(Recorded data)

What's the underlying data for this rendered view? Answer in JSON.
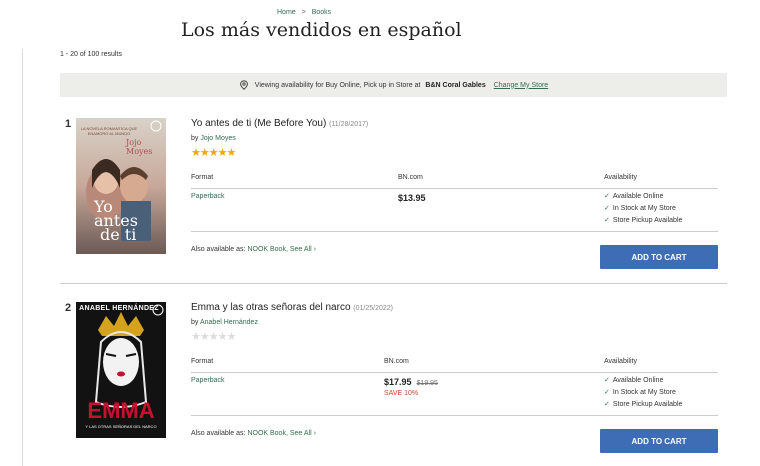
{
  "breadcrumb": {
    "home": "Home",
    "sep": ">",
    "books": "Books"
  },
  "page_title": "Los más vendidos en español",
  "results_text": "1 - 20 of 100 results",
  "availability_bar": {
    "prefix": "Viewing availability for Buy Online, Pick up in Store at",
    "store": "B&N Coral Gables",
    "change_link": "Change My Store"
  },
  "table_headers": {
    "format": "Format",
    "price": "BN.com",
    "availability": "Availability"
  },
  "add_to_cart_label": "ADD TO CART",
  "also_available_label": "Also available as:",
  "products": [
    {
      "rank": "1",
      "title": "Yo antes de ti (Me Before You)",
      "date": "(11/28/2017)",
      "by": "by",
      "author": "Jojo Moyes",
      "rating": 5,
      "format": "Paperback",
      "price": "$13.95",
      "was_price": "",
      "save": "",
      "availability": [
        "Available Online",
        "In Stock at My Store",
        "Store Pickup Available"
      ],
      "also_format": "NOOK Book,",
      "see_all": "See All",
      "cover": {
        "top_text": "LA NOVELA ROMANTICA QUE ENAMORO AL MUNDO",
        "author": "Jojo Moyes",
        "title_1": "Yo",
        "title_2": "antes",
        "title_3": "de ti"
      }
    },
    {
      "rank": "2",
      "title": "Emma y las otras señoras del narco",
      "date": "(01/25/2022)",
      "by": "by",
      "author": "Anabel Hernández",
      "rating": 0,
      "format": "Paperback",
      "price": "$17.95",
      "was_price": "$19.95",
      "save": "SAVE 10%",
      "availability": [
        "Available Online",
        "In Stock at My Store",
        "Store Pickup Available"
      ],
      "also_format": "NOOK Book,",
      "see_all": "See All",
      "cover": {
        "author": "ANABEL HERNÁNDEZ",
        "title": "EMMA",
        "subtitle": "Y LAS OTRAS SEÑORAS DEL NARCO"
      }
    }
  ],
  "colors": {
    "link_green": "#346c50",
    "cart_blue": "#3e6db6",
    "star_gold": "#f0a800",
    "save_red": "#d6422c",
    "bar_bg": "#ededea"
  }
}
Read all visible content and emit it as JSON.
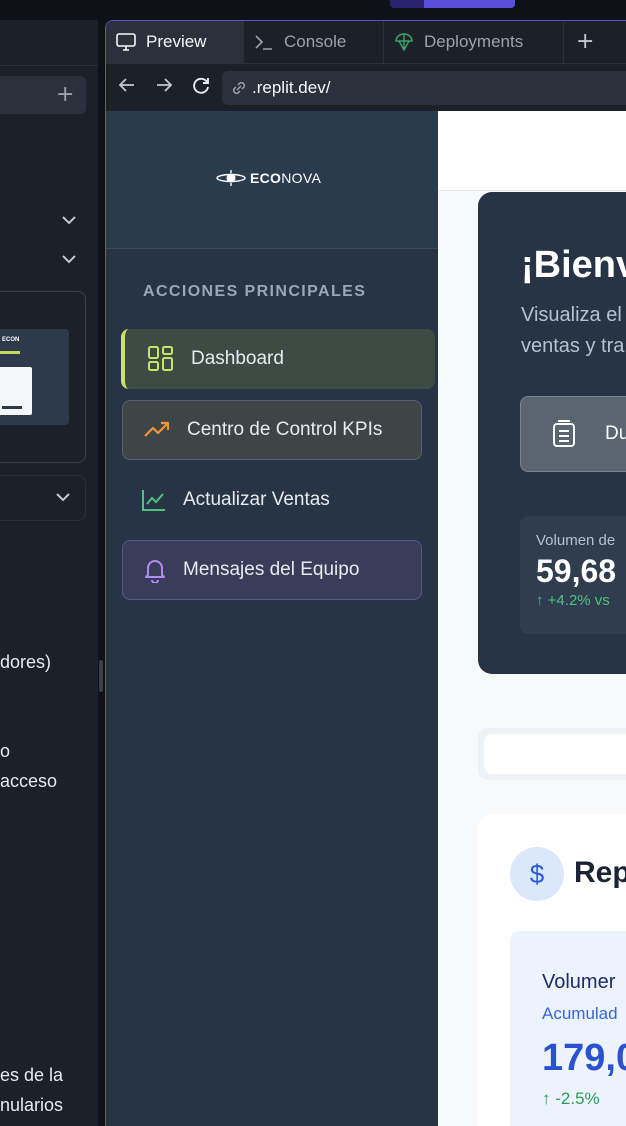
{
  "ide": {
    "left_texts": [
      "dores)",
      "o",
      "acceso",
      "es de la",
      "nularios"
    ]
  },
  "tabs": [
    {
      "label": "Preview",
      "icon": "monitor-icon"
    },
    {
      "label": "Console",
      "icon": "terminal-icon"
    },
    {
      "label": "Deployments",
      "icon": "deploy-icon"
    }
  ],
  "url": {
    "value": ".replit.dev/"
  },
  "sidebar": {
    "logo_bold": "ECO",
    "logo_rest": "NOVA",
    "section_title": "ACCIONES PRINCIPALES",
    "items": [
      {
        "label": "Dashboard",
        "icon": "grid-icon"
      },
      {
        "label": "Centro de Control KPIs",
        "icon": "trend-up-icon"
      },
      {
        "label": "Actualizar Ventas",
        "icon": "line-chart-icon"
      },
      {
        "label": "Mensajes del Equipo",
        "icon": "bell-icon"
      }
    ]
  },
  "hero": {
    "title": "¡Bienv",
    "subtitle_line1": "Visualiza el",
    "subtitle_line2": "ventas y tra",
    "button_label": "Du",
    "volume_label": "Volumen de",
    "volume_value": "59,68",
    "volume_change": "+4.2% vs"
  },
  "report": {
    "icon_glyph": "$",
    "title": "Rep",
    "card_title": "Volumer",
    "card_subtitle": "Acumulad",
    "card_value": "179,0",
    "card_change": "-2.5%"
  },
  "colors": {
    "accent_active": "#c8e36a",
    "sidebar_bg": "#263446",
    "positive": "#4fc37e",
    "report_blue": "#2a52d0"
  }
}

To do: Scan the lines above for "JSON", then copy every one that has it.

Answer to the exercise:
What's the underlying data for this rendered view? Answer in JSON.
Read all visible content and emit it as JSON.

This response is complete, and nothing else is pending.